AIM OF THE TASK => When you give the entries again, keep every word as it stands and drop the pictures.

Excerpts from a figure dataset =>
┌────────
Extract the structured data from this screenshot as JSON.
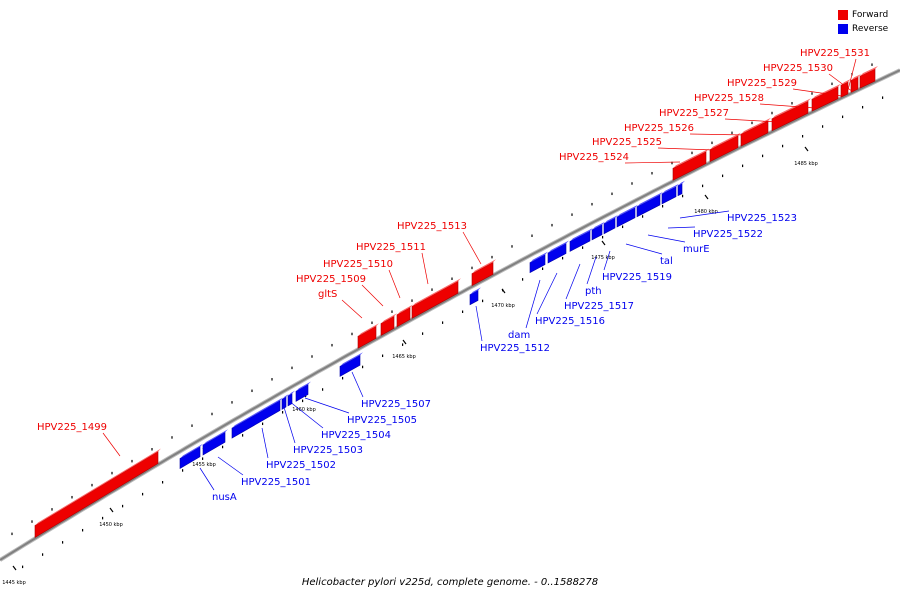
{
  "caption": "Helicobacter pylori v225d, complete genome. - 0..1588278",
  "colors": {
    "forward": "#ee0000",
    "reverse": "#0000ee",
    "backbone": "#808080",
    "leader": "#000000"
  },
  "legend": {
    "forward_label": "Forward",
    "reverse_label": "Reverse"
  },
  "kbp_ticks": [
    {
      "label": "1445 kbp",
      "value": 1445
    },
    {
      "label": "1450 kbp",
      "value": 1450
    },
    {
      "label": "1455 kbp",
      "value": 1455
    },
    {
      "label": "1460 kbp",
      "value": 1460
    },
    {
      "label": "1465 kbp",
      "value": 1465
    },
    {
      "label": "1470 kbp",
      "value": 1470
    },
    {
      "label": "1475 kbp",
      "value": 1475
    },
    {
      "label": "1480 kbp",
      "value": 1480
    },
    {
      "label": "1485 kbp",
      "value": 1485
    }
  ],
  "genes": [
    {
      "name": "HPV225_1499",
      "strand": "forward"
    },
    {
      "name": "nusA",
      "strand": "reverse"
    },
    {
      "name": "HPV225_1501",
      "strand": "reverse"
    },
    {
      "name": "HPV225_1502",
      "strand": "reverse"
    },
    {
      "name": "HPV225_1503",
      "strand": "reverse"
    },
    {
      "name": "HPV225_1504",
      "strand": "reverse"
    },
    {
      "name": "HPV225_1505",
      "strand": "reverse"
    },
    {
      "name": "HPV225_1507",
      "strand": "reverse"
    },
    {
      "name": "gltS",
      "strand": "forward"
    },
    {
      "name": "HPV225_1509",
      "strand": "forward"
    },
    {
      "name": "HPV225_1510",
      "strand": "forward"
    },
    {
      "name": "HPV225_1511",
      "strand": "forward"
    },
    {
      "name": "HPV225_1512",
      "strand": "reverse"
    },
    {
      "name": "HPV225_1513",
      "strand": "forward"
    },
    {
      "name": "dam",
      "strand": "reverse"
    },
    {
      "name": "HPV225_1516",
      "strand": "reverse"
    },
    {
      "name": "HPV225_1517",
      "strand": "reverse"
    },
    {
      "name": "pth",
      "strand": "reverse"
    },
    {
      "name": "HPV225_1519",
      "strand": "reverse"
    },
    {
      "name": "tal",
      "strand": "reverse"
    },
    {
      "name": "murE",
      "strand": "reverse"
    },
    {
      "name": "HPV225_1522",
      "strand": "reverse"
    },
    {
      "name": "HPV225_1523",
      "strand": "reverse"
    },
    {
      "name": "HPV225_1524",
      "strand": "forward"
    },
    {
      "name": "HPV225_1525",
      "strand": "forward"
    },
    {
      "name": "HPV225_1526",
      "strand": "forward"
    },
    {
      "name": "HPV225_1527",
      "strand": "forward"
    },
    {
      "name": "HPV225_1528",
      "strand": "forward"
    },
    {
      "name": "HPV225_1529",
      "strand": "forward"
    },
    {
      "name": "HPV225_1530",
      "strand": "forward"
    },
    {
      "name": "HPV225_1531",
      "strand": "forward"
    }
  ]
}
└────────
COMPLETED TASK =>
Extract the structured data from this screenshot as JSON.
{
  "caption": "Helicobacter pylori v225d, complete genome. - 0..1588278",
  "colors": {
    "forward": "#ee0000",
    "reverse": "#0000ee",
    "backbone": "#808080",
    "leader": "#000000"
  },
  "legend": {
    "forward_label": "Forward",
    "reverse_label": "Reverse"
  },
  "kbp_ticks": [
    {
      "label": "1445 kbp",
      "value": 1445
    },
    {
      "label": "1450 kbp",
      "value": 1450
    },
    {
      "label": "1455 kbp",
      "value": 1455
    },
    {
      "label": "1460 kbp",
      "value": 1460
    },
    {
      "label": "1465 kbp",
      "value": 1465
    },
    {
      "label": "1470 kbp",
      "value": 1470
    },
    {
      "label": "1475 kbp",
      "value": 1475
    },
    {
      "label": "1480 kbp",
      "value": 1480
    },
    {
      "label": "1485 kbp",
      "value": 1485
    }
  ],
  "genes": [
    {
      "name": "HPV225_1499",
      "strand": "forward"
    },
    {
      "name": "nusA",
      "strand": "reverse"
    },
    {
      "name": "HPV225_1501",
      "strand": "reverse"
    },
    {
      "name": "HPV225_1502",
      "strand": "reverse"
    },
    {
      "name": "HPV225_1503",
      "strand": "reverse"
    },
    {
      "name": "HPV225_1504",
      "strand": "reverse"
    },
    {
      "name": "HPV225_1505",
      "strand": "reverse"
    },
    {
      "name": "HPV225_1507",
      "strand": "reverse"
    },
    {
      "name": "gltS",
      "strand": "forward"
    },
    {
      "name": "HPV225_1509",
      "strand": "forward"
    },
    {
      "name": "HPV225_1510",
      "strand": "forward"
    },
    {
      "name": "HPV225_1511",
      "strand": "forward"
    },
    {
      "name": "HPV225_1512",
      "strand": "reverse"
    },
    {
      "name": "HPV225_1513",
      "strand": "forward"
    },
    {
      "name": "dam",
      "strand": "reverse"
    },
    {
      "name": "HPV225_1516",
      "strand": "reverse"
    },
    {
      "name": "HPV225_1517",
      "strand": "reverse"
    },
    {
      "name": "pth",
      "strand": "reverse"
    },
    {
      "name": "HPV225_1519",
      "strand": "reverse"
    },
    {
      "name": "tal",
      "strand": "reverse"
    },
    {
      "name": "murE",
      "strand": "reverse"
    },
    {
      "name": "HPV225_1522",
      "strand": "reverse"
    },
    {
      "name": "HPV225_1523",
      "strand": "reverse"
    },
    {
      "name": "HPV225_1524",
      "strand": "forward"
    },
    {
      "name": "HPV225_1525",
      "strand": "forward"
    },
    {
      "name": "HPV225_1526",
      "strand": "forward"
    },
    {
      "name": "HPV225_1527",
      "strand": "forward"
    },
    {
      "name": "HPV225_1528",
      "strand": "forward"
    },
    {
      "name": "HPV225_1529",
      "strand": "forward"
    },
    {
      "name": "HPV225_1530",
      "strand": "forward"
    },
    {
      "name": "HPV225_1531",
      "strand": "forward"
    }
  ]
}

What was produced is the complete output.